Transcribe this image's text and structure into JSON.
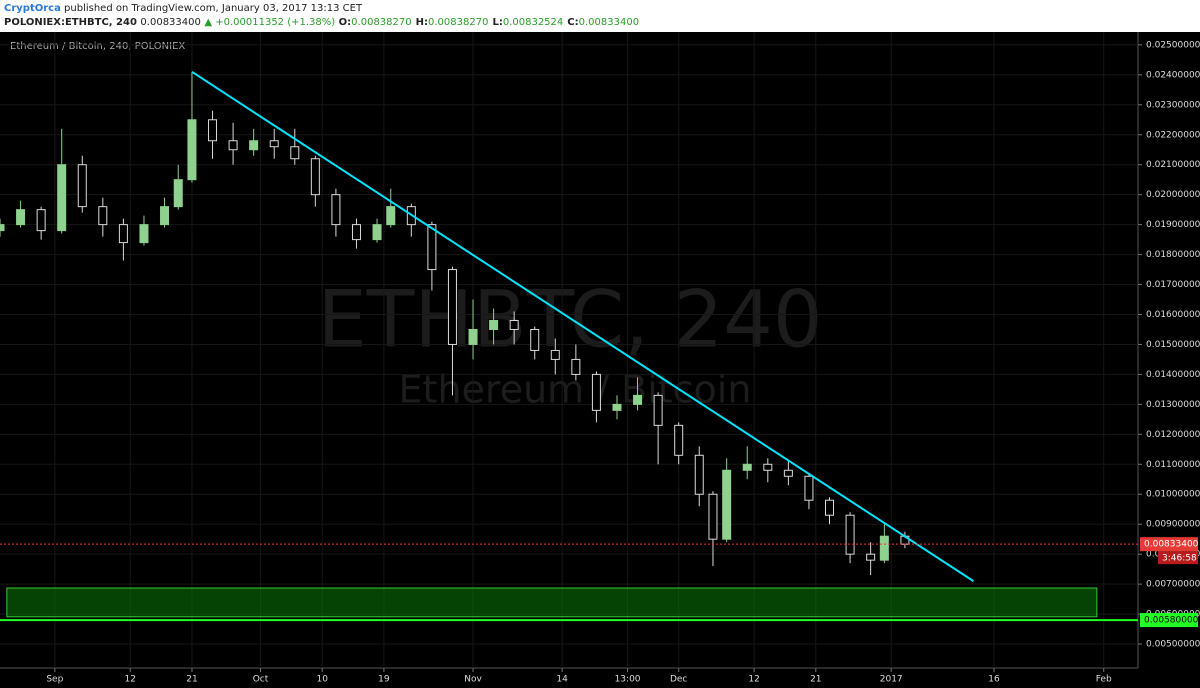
{
  "header": {
    "author": "CryptOrca",
    "published": "published on TradingView.com, January 03, 2017 13:13 CET",
    "symbol": "POLONIEX:ETHBTC, 240",
    "last": "0.00833400",
    "change": "▲ +0.00011352 (+1.38%)",
    "ohlc": [
      {
        "label": "O:",
        "value": "0.00838270"
      },
      {
        "label": "H:",
        "value": "0.00838270"
      },
      {
        "label": "L:",
        "value": "0.00832524"
      },
      {
        "label": "C:",
        "value": "0.00833400"
      }
    ]
  },
  "chart_data": {
    "type": "candlestick",
    "title": "Ethereum / Bitcoin, 240, POLONIEX",
    "watermark": "ETHBTC, 240",
    "watermark_subtitle": "Ethereum / Bitcoin",
    "x": [
      "2016-08-24",
      "2016-08-27",
      "2016-08-30",
      "2016-09-02",
      "2016-09-05",
      "2016-09-08",
      "2016-09-11",
      "2016-09-14",
      "2016-09-17",
      "2016-09-19",
      "2016-09-21",
      "2016-09-24",
      "2016-09-27",
      "2016-09-30",
      "2016-10-03",
      "2016-10-06",
      "2016-10-09",
      "2016-10-12",
      "2016-10-15",
      "2016-10-18",
      "2016-10-20",
      "2016-10-23",
      "2016-10-26",
      "2016-10-29",
      "2016-11-01",
      "2016-11-04",
      "2016-11-07",
      "2016-11-10",
      "2016-11-13",
      "2016-11-16",
      "2016-11-19",
      "2016-11-22",
      "2016-11-25",
      "2016-11-28",
      "2016-12-01",
      "2016-12-04",
      "2016-12-06",
      "2016-12-08",
      "2016-12-11",
      "2016-12-14",
      "2016-12-17",
      "2016-12-20",
      "2016-12-23",
      "2016-12-26",
      "2016-12-29",
      "2016-12-31",
      "2017-01-03"
    ],
    "open": [
      0.0188,
      0.019,
      0.0195,
      0.0188,
      0.021,
      0.0196,
      0.019,
      0.0184,
      0.019,
      0.0196,
      0.0205,
      0.0225,
      0.0218,
      0.0215,
      0.0218,
      0.0216,
      0.0212,
      0.02,
      0.019,
      0.0185,
      0.019,
      0.0196,
      0.019,
      0.0175,
      0.015,
      0.0155,
      0.0158,
      0.0155,
      0.0148,
      0.0145,
      0.014,
      0.0128,
      0.013,
      0.0133,
      0.0123,
      0.0113,
      0.01,
      0.0085,
      0.0108,
      0.011,
      0.0108,
      0.0106,
      0.0098,
      0.0093,
      0.008,
      0.0078,
      0.0086
    ],
    "high": [
      0.0192,
      0.0198,
      0.0196,
      0.0222,
      0.0213,
      0.0199,
      0.0192,
      0.0193,
      0.0199,
      0.021,
      0.0241,
      0.0228,
      0.0224,
      0.0222,
      0.0222,
      0.0222,
      0.0213,
      0.0202,
      0.0192,
      0.0192,
      0.0202,
      0.0197,
      0.0191,
      0.0176,
      0.0165,
      0.0162,
      0.0161,
      0.0156,
      0.0152,
      0.015,
      0.0141,
      0.0133,
      0.0139,
      0.0134,
      0.0124,
      0.0116,
      0.0101,
      0.0112,
      0.0116,
      0.0112,
      0.0111,
      0.0107,
      0.0099,
      0.0094,
      0.0084,
      0.009,
      0.00875
    ],
    "low": [
      0.0186,
      0.0189,
      0.0185,
      0.0187,
      0.0194,
      0.0186,
      0.0178,
      0.0183,
      0.0189,
      0.0195,
      0.0204,
      0.0212,
      0.021,
      0.0213,
      0.0212,
      0.021,
      0.0196,
      0.0186,
      0.0182,
      0.0184,
      0.0189,
      0.0186,
      0.0168,
      0.0133,
      0.0145,
      0.015,
      0.015,
      0.0145,
      0.014,
      0.0138,
      0.0124,
      0.0125,
      0.0128,
      0.011,
      0.011,
      0.0096,
      0.0076,
      0.0084,
      0.0105,
      0.0104,
      0.0103,
      0.0095,
      0.009,
      0.0077,
      0.0073,
      0.0077,
      0.0082
    ],
    "close": [
      0.019,
      0.0195,
      0.0188,
      0.021,
      0.0196,
      0.019,
      0.0184,
      0.019,
      0.0196,
      0.0205,
      0.0225,
      0.0218,
      0.0215,
      0.0218,
      0.0216,
      0.0212,
      0.02,
      0.019,
      0.0185,
      0.019,
      0.0196,
      0.019,
      0.0175,
      0.015,
      0.0155,
      0.0158,
      0.0155,
      0.0148,
      0.0145,
      0.014,
      0.0128,
      0.013,
      0.0133,
      0.0123,
      0.0113,
      0.01,
      0.0085,
      0.0108,
      0.011,
      0.0108,
      0.0106,
      0.0098,
      0.0093,
      0.008,
      0.0078,
      0.0086,
      0.008334
    ],
    "up_color": "#8fd18f",
    "down_color": "#d9d9d9",
    "xlim": [
      "2016-08-24",
      "2017-02-06"
    ],
    "xticks": [
      {
        "value": "2016-09-01",
        "label": "Sep"
      },
      {
        "value": "2016-09-12",
        "label": "12"
      },
      {
        "value": "2016-09-21",
        "label": "21"
      },
      {
        "value": "2016-10-01",
        "label": "Oct"
      },
      {
        "value": "2016-10-10",
        "label": "10"
      },
      {
        "value": "2016-10-19",
        "label": "19"
      },
      {
        "value": "2016-11-01",
        "label": "Nov"
      },
      {
        "value": "2016-11-14",
        "label": "14"
      },
      {
        "value": "2016-11-23T13:00",
        "label": "13:00"
      },
      {
        "value": "2016-12-01",
        "label": "Dec"
      },
      {
        "value": "2016-12-12",
        "label": "12"
      },
      {
        "value": "2016-12-21",
        "label": "21"
      },
      {
        "value": "2017-01-01",
        "label": "2017"
      },
      {
        "value": "2017-01-16",
        "label": "16"
      },
      {
        "value": "2017-02-01",
        "label": "Feb"
      }
    ],
    "ylim": [
      0.0042,
      0.02543
    ],
    "yticks": [
      {
        "value": 0.005,
        "label": "0.00500000"
      },
      {
        "value": 0.006,
        "label": "0.00600000"
      },
      {
        "value": 0.007,
        "label": "0.00700000"
      },
      {
        "value": 0.008,
        "label": "0.00800000"
      },
      {
        "value": 0.009,
        "label": "0.00900000"
      },
      {
        "value": 0.01,
        "label": "0.01000000"
      },
      {
        "value": 0.011,
        "label": "0.01100000"
      },
      {
        "value": 0.012,
        "label": "0.01200000"
      },
      {
        "value": 0.013,
        "label": "0.01300000"
      },
      {
        "value": 0.014,
        "label": "0.01400000"
      },
      {
        "value": 0.015,
        "label": "0.01500000"
      },
      {
        "value": 0.016,
        "label": "0.01600000"
      },
      {
        "value": 0.017,
        "label": "0.01700000"
      },
      {
        "value": 0.018,
        "label": "0.01800000"
      },
      {
        "value": 0.019,
        "label": "0.01900000"
      },
      {
        "value": 0.02,
        "label": "0.02000000"
      },
      {
        "value": 0.021,
        "label": "0.02100000"
      },
      {
        "value": 0.022,
        "label": "0.02200000"
      },
      {
        "value": 0.023,
        "label": "0.02300000"
      },
      {
        "value": 0.024,
        "label": "0.02400000"
      },
      {
        "value": 0.025,
        "label": "0.02500000"
      }
    ],
    "grid": true,
    "trendline": {
      "x": [
        "2016-09-21",
        "2017-01-13"
      ],
      "y": [
        0.0241,
        0.0071
      ],
      "color": "#00e5ff"
    },
    "zone": {
      "x": [
        "2016-08-25",
        "2017-01-31"
      ],
      "y": [
        0.00591,
        0.00687
      ],
      "color": "#0a7a0a"
    },
    "levels": [
      {
        "value": 0.0058,
        "label": "0.00580000",
        "color": "#22ff22"
      },
      {
        "value": 0.008334,
        "label": "0.00833400",
        "color": "#e53935",
        "countdown": "3:46:58"
      }
    ]
  }
}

INSTRUCTION:
List all lines in the material containing the string "ETHBTC".

SOLVED PROBLEM:
    "symbol": "POLONIEX:ETHBTC, 240",
    "watermark": "ETHBTC, 240",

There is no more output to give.